TASK STATEMENT:
Write out each line in which the string "Methanol" is present.

[start]

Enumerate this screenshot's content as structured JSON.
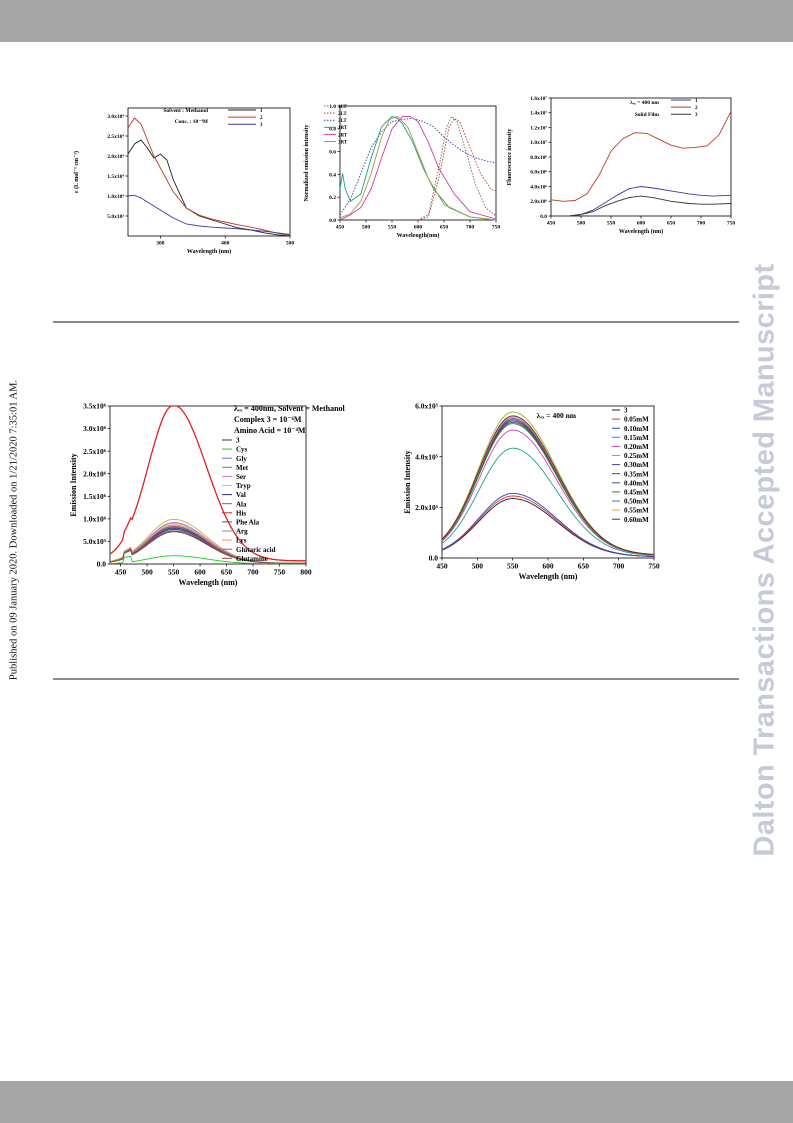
{
  "page": {
    "watermark": "Dalton Transactions Accepted Manuscript",
    "side_note": "Published on 09 January 2020. Downloaded on 1/21/2020 7:35:01 AM."
  },
  "chart_data": [
    {
      "type": "line",
      "xlabel": "Wavelength (nm)",
      "ylabel": "ε (L mol⁻¹ cm⁻¹)",
      "xlim": [
        250,
        500
      ],
      "ylim": [
        0,
        32000
      ],
      "x_ticks": [
        "300",
        "400",
        "500"
      ],
      "y_ticks": [
        "5.0x10³",
        "1.0x10⁴",
        "1.5x10⁴",
        "2.0x10⁴",
        "2.5x10⁴",
        "3.0x10⁴"
      ],
      "annotations": [
        "Solvent : Methanol",
        "Conc. : 10⁻⁴M"
      ],
      "legend_position": "top-right",
      "series": [
        {
          "name": "1",
          "color": "#222222",
          "x": [
            250,
            260,
            270,
            280,
            290,
            300,
            310,
            320,
            340,
            360,
            380,
            400,
            420,
            440,
            460,
            480,
            500
          ],
          "y": [
            20500,
            23000,
            24000,
            22000,
            19500,
            20500,
            19000,
            14000,
            7000,
            5000,
            4000,
            3000,
            2000,
            1500,
            800,
            300,
            0
          ]
        },
        {
          "name": "2",
          "color": "#c0392b",
          "x": [
            250,
            260,
            270,
            280,
            290,
            300,
            320,
            340,
            360,
            380,
            400,
            420,
            440,
            460,
            480,
            500
          ],
          "y": [
            27000,
            29500,
            28000,
            24000,
            20000,
            17000,
            11000,
            7000,
            5200,
            4200,
            3500,
            2800,
            2200,
            1500,
            700,
            200
          ]
        },
        {
          "name": "3",
          "color": "#3a3aa6",
          "x": [
            250,
            260,
            270,
            280,
            300,
            320,
            340,
            360,
            380,
            400,
            420,
            440,
            460,
            480,
            500
          ],
          "y": [
            10000,
            10200,
            9500,
            8500,
            6500,
            4500,
            3000,
            2500,
            2200,
            2000,
            1800,
            1500,
            1200,
            800,
            400
          ]
        }
      ]
    },
    {
      "type": "line",
      "xlabel": "Wavelength(nm)",
      "ylabel": "Normalized emission intensity",
      "xlim": [
        450,
        750
      ],
      "ylim": [
        0,
        1.1
      ],
      "x_ticks": [
        "450",
        "500",
        "550",
        "600",
        "650",
        "700",
        "750"
      ],
      "y_ticks": [
        "0.0",
        "0.2",
        "0.4",
        "0.6",
        "0.8",
        "1.0"
      ],
      "legend_position": "top-left",
      "series": [
        {
          "name": "1LT",
          "color": "#666666",
          "x": [
            600,
            620,
            640,
            655,
            665,
            675,
            690,
            710,
            730,
            750
          ],
          "y": [
            0.0,
            0.05,
            0.5,
            0.9,
            1.0,
            0.95,
            0.7,
            0.35,
            0.12,
            0.04
          ]
        },
        {
          "name": "2LT",
          "color": "#c0392b",
          "x": [
            600,
            620,
            640,
            660,
            670,
            680,
            700,
            720,
            740,
            750
          ],
          "y": [
            0.0,
            0.03,
            0.4,
            0.9,
            0.98,
            0.95,
            0.7,
            0.45,
            0.3,
            0.28
          ]
        },
        {
          "name": "3LT",
          "color": "#3a3aa6",
          "x": [
            450,
            470,
            490,
            510,
            530,
            550,
            570,
            590,
            610,
            630,
            650,
            670,
            690,
            710,
            730,
            750
          ],
          "y": [
            0.05,
            0.2,
            0.45,
            0.7,
            0.85,
            0.95,
            0.97,
            0.98,
            0.95,
            0.9,
            0.8,
            0.72,
            0.65,
            0.6,
            0.57,
            0.55
          ]
        },
        {
          "name": "1RT",
          "color": "#1f9e89",
          "x": [
            450,
            455,
            460,
            470,
            490,
            510,
            530,
            550,
            560,
            570,
            590,
            610,
            630,
            660,
            700,
            750
          ],
          "y": [
            0.3,
            0.45,
            0.3,
            0.18,
            0.25,
            0.6,
            0.9,
            1.0,
            0.98,
            0.93,
            0.75,
            0.5,
            0.3,
            0.12,
            0.03,
            0.0
          ]
        },
        {
          "name": "2RT",
          "color": "#d63aa8",
          "x": [
            450,
            470,
            490,
            510,
            530,
            550,
            570,
            585,
            600,
            620,
            640,
            670,
            700,
            750
          ],
          "y": [
            0.0,
            0.05,
            0.12,
            0.3,
            0.6,
            0.88,
            1.0,
            1.0,
            0.95,
            0.75,
            0.5,
            0.25,
            0.08,
            0.01
          ]
        },
        {
          "name": "3RT",
          "color": "#9aa13a",
          "x": [
            450,
            470,
            490,
            510,
            530,
            545,
            560,
            580,
            600,
            620,
            650,
            700,
            750
          ],
          "y": [
            0.02,
            0.06,
            0.18,
            0.45,
            0.8,
            0.97,
            1.0,
            0.9,
            0.65,
            0.4,
            0.15,
            0.03,
            0.0
          ]
        }
      ]
    },
    {
      "type": "line",
      "xlabel": "Wavelength (nm)",
      "ylabel": "Fluorescence intensity",
      "xlim": [
        450,
        750
      ],
      "ylim": [
        0,
        1.6
      ],
      "x_ticks": [
        "450",
        "500",
        "550",
        "600",
        "650",
        "700",
        "750"
      ],
      "y_ticks": [
        "0.0",
        "2.0x10⁶",
        "4.0x10⁶",
        "6.0x10⁶",
        "8.0x10⁶",
        "1.0x10⁷",
        "1.2x10⁷",
        "1.4x10⁷",
        "1.6x10⁷"
      ],
      "annotations": [
        "λₑₓ = 400 nm",
        "Solid Film"
      ],
      "legend_position": "top-right",
      "series": [
        {
          "name": "1",
          "color": "#3a3aa6",
          "x": [
            450,
            480,
            500,
            520,
            540,
            560,
            580,
            600,
            620,
            650,
            680,
            700,
            720,
            750
          ],
          "y": [
            0.0,
            0.0,
            0.02,
            0.08,
            0.18,
            0.28,
            0.37,
            0.4,
            0.38,
            0.34,
            0.3,
            0.28,
            0.27,
            0.28
          ]
        },
        {
          "name": "2",
          "color": "#c0392b",
          "x": [
            450,
            470,
            490,
            510,
            530,
            550,
            570,
            590,
            610,
            630,
            650,
            670,
            690,
            710,
            730,
            750
          ],
          "y": [
            0.22,
            0.2,
            0.21,
            0.3,
            0.55,
            0.88,
            1.05,
            1.13,
            1.12,
            1.04,
            0.96,
            0.92,
            0.93,
            0.95,
            1.1,
            1.42
          ]
        },
        {
          "name": "3",
          "color": "#333333",
          "x": [
            450,
            480,
            500,
            520,
            540,
            560,
            580,
            600,
            620,
            650,
            680,
            700,
            720,
            750
          ],
          "y": [
            0.0,
            0.0,
            0.02,
            0.06,
            0.14,
            0.2,
            0.25,
            0.27,
            0.25,
            0.2,
            0.17,
            0.16,
            0.16,
            0.17
          ]
        }
      ]
    },
    {
      "type": "line",
      "xlabel": "Wavelength (nm)",
      "ylabel": "Emission Intensity",
      "xlim": [
        430,
        800
      ],
      "ylim": [
        0,
        3.5
      ],
      "x_ticks": [
        "450",
        "500",
        "550",
        "600",
        "650",
        "700",
        "750",
        "800"
      ],
      "y_ticks": [
        "0.0",
        "5.0x10⁵",
        "1.0x10⁶",
        "1.5x10⁶",
        "2.0x10⁶",
        "2.5x10⁶",
        "3.0x10⁶",
        "3.5x10⁶"
      ],
      "annotations": [
        "λₑₓ = 400nm, Solvent = Methanol",
        "Complex 3 = 10⁻⁶M",
        "Amino Acid = 10⁻⁴M"
      ],
      "legend_position": "right",
      "series": [
        {
          "name": "3",
          "color": "#333333",
          "peak": 0.75
        },
        {
          "name": "Cys",
          "color": "#22cc22",
          "peak": 0.18
        },
        {
          "name": "Gly",
          "color": "#5577ee",
          "peak": 0.82
        },
        {
          "name": "Met",
          "color": "#1fa0a0",
          "peak": 0.8
        },
        {
          "name": "Ser",
          "color": "#d47ad4",
          "peak": 0.85
        },
        {
          "name": "Tryp",
          "color": "#c8c850",
          "peak": 0.88
        },
        {
          "name": "Val",
          "color": "#2c2c8a",
          "peak": 0.78
        },
        {
          "name": "Ala",
          "color": "#b84a4a",
          "peak": 0.82
        },
        {
          "name": "His",
          "color": "#e02020",
          "peak": 3.45
        },
        {
          "name": "Phe Ala",
          "color": "#555555",
          "peak": 0.7
        },
        {
          "name": "Arg",
          "color": "#8888cc",
          "peak": 0.9
        },
        {
          "name": "Lys",
          "color": "#e8a040",
          "peak": 0.97
        },
        {
          "name": "Glutaric acid",
          "color": "#7a5aa0",
          "peak": 0.76
        },
        {
          "name": "Glutamine",
          "color": "#884444",
          "peak": 0.72
        }
      ]
    },
    {
      "type": "line",
      "xlabel": "Wavelength (nm)",
      "ylabel": "Emission Intensity",
      "xlim": [
        450,
        750
      ],
      "ylim": [
        0,
        6.0
      ],
      "x_ticks": [
        "450",
        "500",
        "550",
        "600",
        "650",
        "700",
        "750"
      ],
      "y_ticks": [
        "0.0",
        "2.0x10⁵",
        "4.0x10⁵",
        "6.0x10⁵"
      ],
      "annotations": [
        "λₑₓ = 400 nm"
      ],
      "legend_position": "top-right",
      "series": [
        {
          "name": "3",
          "color": "#222222",
          "peak": 2.3
        },
        {
          "name": "0.05mM",
          "color": "#e03030",
          "peak": 2.4
        },
        {
          "name": "0.10mM",
          "color": "#2244cc",
          "peak": 2.5
        },
        {
          "name": "0.15mM",
          "color": "#1fa08a",
          "peak": 4.25
        },
        {
          "name": "0.20mM",
          "color": "#d040c0",
          "peak": 4.95
        },
        {
          "name": "0.25mM",
          "color": "#a8a830",
          "peak": 5.65
        },
        {
          "name": "0.30mM",
          "color": "#3a3a9a",
          "peak": 5.35
        },
        {
          "name": "0.35mM",
          "color": "#8a3030",
          "peak": 5.3
        },
        {
          "name": "0.40mM",
          "color": "#4a4a8a",
          "peak": 5.25
        },
        {
          "name": "0.45mM",
          "color": "#2a8a2a",
          "peak": 5.2
        },
        {
          "name": "0.50mM",
          "color": "#4466dd",
          "peak": 5.4
        },
        {
          "name": "0.55mM",
          "color": "#e8a040",
          "peak": 5.45
        },
        {
          "name": "0.60mM",
          "color": "#6a2020",
          "peak": 5.5
        }
      ]
    }
  ]
}
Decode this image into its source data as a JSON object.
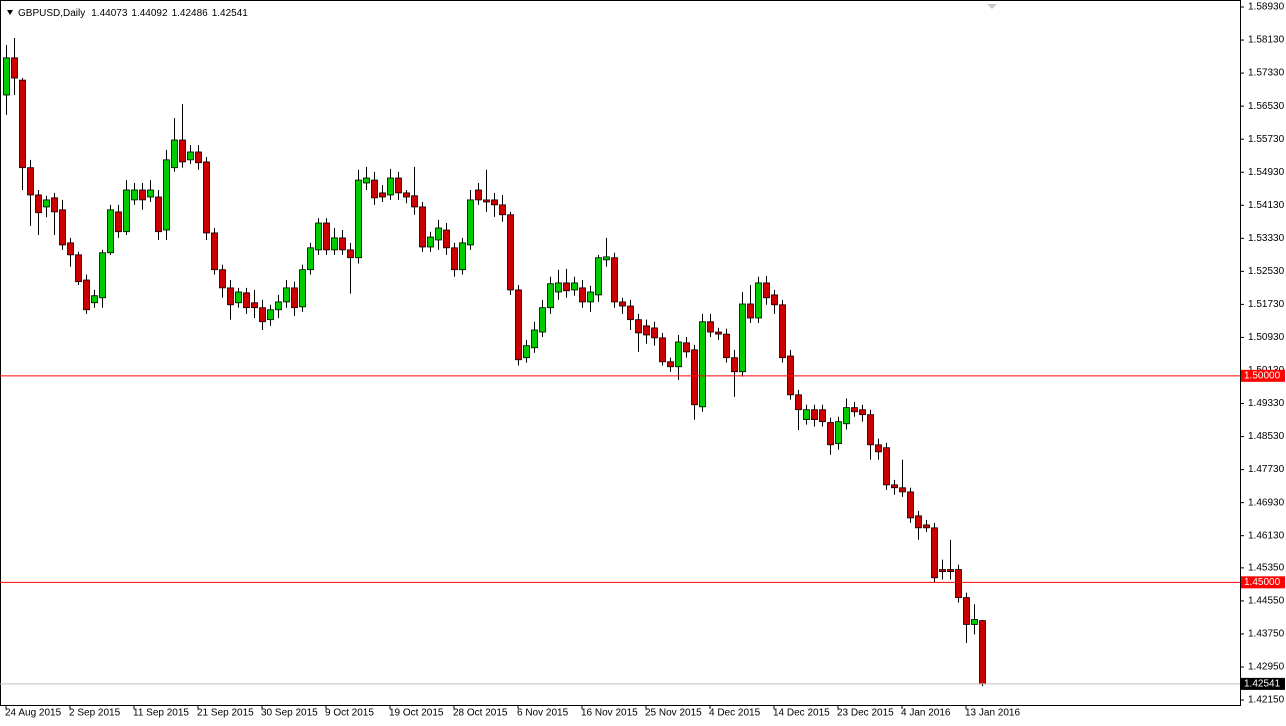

[end]

ANSWER TO THIS PROBLEM:
        "Solvent : Methanol",
        "λₑₓ = 400nm, Solvent = Methanol",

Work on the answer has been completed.